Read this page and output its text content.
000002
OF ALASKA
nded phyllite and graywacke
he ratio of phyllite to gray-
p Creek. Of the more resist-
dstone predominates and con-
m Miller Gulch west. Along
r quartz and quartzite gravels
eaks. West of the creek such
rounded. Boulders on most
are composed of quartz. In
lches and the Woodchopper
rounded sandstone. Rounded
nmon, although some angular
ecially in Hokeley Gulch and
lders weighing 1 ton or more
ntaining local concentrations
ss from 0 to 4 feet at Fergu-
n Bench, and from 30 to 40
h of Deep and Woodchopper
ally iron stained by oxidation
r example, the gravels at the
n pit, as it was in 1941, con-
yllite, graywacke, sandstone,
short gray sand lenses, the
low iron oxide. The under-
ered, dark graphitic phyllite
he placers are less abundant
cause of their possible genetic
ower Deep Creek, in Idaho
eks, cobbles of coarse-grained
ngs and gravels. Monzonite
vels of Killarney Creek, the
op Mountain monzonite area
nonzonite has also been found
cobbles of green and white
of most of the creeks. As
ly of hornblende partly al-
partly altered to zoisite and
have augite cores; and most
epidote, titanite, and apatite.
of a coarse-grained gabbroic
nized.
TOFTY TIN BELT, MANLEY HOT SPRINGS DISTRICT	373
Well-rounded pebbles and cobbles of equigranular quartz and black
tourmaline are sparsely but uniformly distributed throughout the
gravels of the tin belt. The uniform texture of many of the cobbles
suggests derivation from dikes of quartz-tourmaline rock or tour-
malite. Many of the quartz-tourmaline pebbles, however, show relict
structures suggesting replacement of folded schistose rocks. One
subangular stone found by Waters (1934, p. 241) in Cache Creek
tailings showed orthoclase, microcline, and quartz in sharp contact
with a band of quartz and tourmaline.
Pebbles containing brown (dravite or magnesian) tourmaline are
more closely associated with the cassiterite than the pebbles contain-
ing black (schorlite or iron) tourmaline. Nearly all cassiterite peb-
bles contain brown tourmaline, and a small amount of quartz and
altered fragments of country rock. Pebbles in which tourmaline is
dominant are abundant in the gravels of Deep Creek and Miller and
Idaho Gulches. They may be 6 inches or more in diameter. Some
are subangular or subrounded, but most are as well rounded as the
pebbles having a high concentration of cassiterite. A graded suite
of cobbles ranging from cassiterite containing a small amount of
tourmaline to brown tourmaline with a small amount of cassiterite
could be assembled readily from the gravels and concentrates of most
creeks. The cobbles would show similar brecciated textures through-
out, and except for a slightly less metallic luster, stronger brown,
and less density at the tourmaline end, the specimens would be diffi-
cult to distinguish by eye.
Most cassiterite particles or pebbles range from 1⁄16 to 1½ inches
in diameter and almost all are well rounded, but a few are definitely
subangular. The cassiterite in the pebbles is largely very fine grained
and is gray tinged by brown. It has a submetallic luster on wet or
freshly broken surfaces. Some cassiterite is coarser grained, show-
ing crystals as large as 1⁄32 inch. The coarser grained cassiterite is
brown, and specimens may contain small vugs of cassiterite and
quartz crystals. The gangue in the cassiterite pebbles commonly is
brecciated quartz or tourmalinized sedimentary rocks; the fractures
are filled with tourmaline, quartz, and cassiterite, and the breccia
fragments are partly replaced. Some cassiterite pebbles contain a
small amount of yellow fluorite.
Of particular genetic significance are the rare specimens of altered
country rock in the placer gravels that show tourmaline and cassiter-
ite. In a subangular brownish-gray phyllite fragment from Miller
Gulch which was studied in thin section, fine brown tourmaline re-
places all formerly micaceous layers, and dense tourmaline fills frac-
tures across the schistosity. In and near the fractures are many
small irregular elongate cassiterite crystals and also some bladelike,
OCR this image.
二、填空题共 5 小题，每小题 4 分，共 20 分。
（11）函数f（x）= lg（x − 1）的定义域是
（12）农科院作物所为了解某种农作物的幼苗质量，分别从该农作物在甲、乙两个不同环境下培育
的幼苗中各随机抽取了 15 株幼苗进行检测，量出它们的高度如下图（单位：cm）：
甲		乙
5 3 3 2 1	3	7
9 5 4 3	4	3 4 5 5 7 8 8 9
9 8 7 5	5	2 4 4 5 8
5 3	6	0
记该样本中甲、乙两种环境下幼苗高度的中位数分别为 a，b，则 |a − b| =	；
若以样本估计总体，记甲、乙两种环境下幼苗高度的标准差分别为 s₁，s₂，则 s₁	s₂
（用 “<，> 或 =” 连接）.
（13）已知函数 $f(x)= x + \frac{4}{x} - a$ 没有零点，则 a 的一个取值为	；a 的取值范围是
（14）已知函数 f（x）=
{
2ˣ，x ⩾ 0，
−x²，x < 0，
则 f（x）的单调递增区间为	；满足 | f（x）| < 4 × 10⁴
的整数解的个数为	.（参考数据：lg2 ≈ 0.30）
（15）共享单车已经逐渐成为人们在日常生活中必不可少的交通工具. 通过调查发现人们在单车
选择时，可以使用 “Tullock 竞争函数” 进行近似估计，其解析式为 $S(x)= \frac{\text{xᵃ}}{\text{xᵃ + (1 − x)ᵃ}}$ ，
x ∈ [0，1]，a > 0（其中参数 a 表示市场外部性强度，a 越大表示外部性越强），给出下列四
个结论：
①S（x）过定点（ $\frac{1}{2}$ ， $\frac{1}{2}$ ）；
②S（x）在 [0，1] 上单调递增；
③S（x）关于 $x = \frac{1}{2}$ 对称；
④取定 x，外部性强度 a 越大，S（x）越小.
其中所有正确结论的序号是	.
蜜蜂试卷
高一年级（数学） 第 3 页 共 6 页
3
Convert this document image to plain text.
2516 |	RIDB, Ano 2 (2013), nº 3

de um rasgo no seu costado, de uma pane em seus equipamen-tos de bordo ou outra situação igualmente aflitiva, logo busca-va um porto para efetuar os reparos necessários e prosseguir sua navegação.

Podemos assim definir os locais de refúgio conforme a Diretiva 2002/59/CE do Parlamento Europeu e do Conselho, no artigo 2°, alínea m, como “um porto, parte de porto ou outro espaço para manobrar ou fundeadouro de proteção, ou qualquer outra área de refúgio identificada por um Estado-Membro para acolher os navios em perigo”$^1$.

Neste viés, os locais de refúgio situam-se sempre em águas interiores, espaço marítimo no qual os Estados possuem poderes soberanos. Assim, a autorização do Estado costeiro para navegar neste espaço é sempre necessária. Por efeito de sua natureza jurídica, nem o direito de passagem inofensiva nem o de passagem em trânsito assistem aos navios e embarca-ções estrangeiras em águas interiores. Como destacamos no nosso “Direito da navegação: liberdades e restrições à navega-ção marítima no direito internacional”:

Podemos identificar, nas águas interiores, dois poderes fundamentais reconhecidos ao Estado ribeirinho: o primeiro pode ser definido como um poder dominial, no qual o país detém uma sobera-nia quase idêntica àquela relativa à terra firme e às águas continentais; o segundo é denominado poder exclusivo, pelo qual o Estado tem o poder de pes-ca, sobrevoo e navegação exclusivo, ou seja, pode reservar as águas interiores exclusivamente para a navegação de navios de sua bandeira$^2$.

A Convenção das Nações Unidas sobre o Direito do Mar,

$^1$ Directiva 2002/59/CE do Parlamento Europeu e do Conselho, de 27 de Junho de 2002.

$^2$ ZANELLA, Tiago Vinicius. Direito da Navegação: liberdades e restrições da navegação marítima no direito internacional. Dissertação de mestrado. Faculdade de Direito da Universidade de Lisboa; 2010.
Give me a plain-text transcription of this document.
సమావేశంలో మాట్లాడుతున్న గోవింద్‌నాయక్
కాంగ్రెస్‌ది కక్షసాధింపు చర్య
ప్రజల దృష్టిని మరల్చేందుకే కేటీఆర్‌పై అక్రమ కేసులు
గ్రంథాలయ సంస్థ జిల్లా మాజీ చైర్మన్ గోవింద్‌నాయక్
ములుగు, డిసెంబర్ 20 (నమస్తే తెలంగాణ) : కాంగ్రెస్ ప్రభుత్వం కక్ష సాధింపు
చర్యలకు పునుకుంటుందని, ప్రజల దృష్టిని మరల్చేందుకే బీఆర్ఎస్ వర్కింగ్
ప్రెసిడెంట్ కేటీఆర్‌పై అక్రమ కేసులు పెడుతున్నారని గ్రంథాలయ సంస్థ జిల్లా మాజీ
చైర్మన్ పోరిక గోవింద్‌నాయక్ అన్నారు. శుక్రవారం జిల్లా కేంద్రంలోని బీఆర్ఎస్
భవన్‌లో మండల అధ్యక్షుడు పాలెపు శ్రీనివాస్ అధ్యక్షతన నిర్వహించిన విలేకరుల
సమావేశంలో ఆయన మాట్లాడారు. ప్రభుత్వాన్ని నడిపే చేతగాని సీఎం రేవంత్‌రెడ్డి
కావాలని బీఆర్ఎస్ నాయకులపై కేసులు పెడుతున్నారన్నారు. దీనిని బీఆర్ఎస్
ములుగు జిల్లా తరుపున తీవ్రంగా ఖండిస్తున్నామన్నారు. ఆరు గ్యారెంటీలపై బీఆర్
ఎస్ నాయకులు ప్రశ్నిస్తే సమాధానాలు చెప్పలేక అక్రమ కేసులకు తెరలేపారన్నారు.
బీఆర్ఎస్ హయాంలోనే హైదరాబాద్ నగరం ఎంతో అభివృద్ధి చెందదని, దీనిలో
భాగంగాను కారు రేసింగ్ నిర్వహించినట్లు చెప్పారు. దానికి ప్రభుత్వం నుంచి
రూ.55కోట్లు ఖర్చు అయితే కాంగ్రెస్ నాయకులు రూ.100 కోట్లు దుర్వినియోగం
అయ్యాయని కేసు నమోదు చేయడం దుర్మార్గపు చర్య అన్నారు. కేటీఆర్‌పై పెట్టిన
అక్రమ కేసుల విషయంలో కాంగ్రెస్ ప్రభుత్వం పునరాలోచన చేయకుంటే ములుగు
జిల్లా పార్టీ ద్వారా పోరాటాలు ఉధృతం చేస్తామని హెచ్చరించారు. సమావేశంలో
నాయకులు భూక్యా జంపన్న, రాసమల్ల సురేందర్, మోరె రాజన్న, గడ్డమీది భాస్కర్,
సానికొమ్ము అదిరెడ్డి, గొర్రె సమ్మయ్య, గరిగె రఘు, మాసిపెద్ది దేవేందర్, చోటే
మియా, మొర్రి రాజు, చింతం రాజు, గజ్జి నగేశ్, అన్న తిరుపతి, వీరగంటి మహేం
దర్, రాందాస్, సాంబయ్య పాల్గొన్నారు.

◆ **AIM OF THE TASK**: From the data, list each line in which the string "已知函数" appears.

◆ **OUTPUT OF THE EXERCISE**:
（13）已知函数 $f(x)= x + \frac{4}{x} - a$ 没有零点，则 a 的一个取值为	；a 的取值范围是
（14）已知函数 f（x）=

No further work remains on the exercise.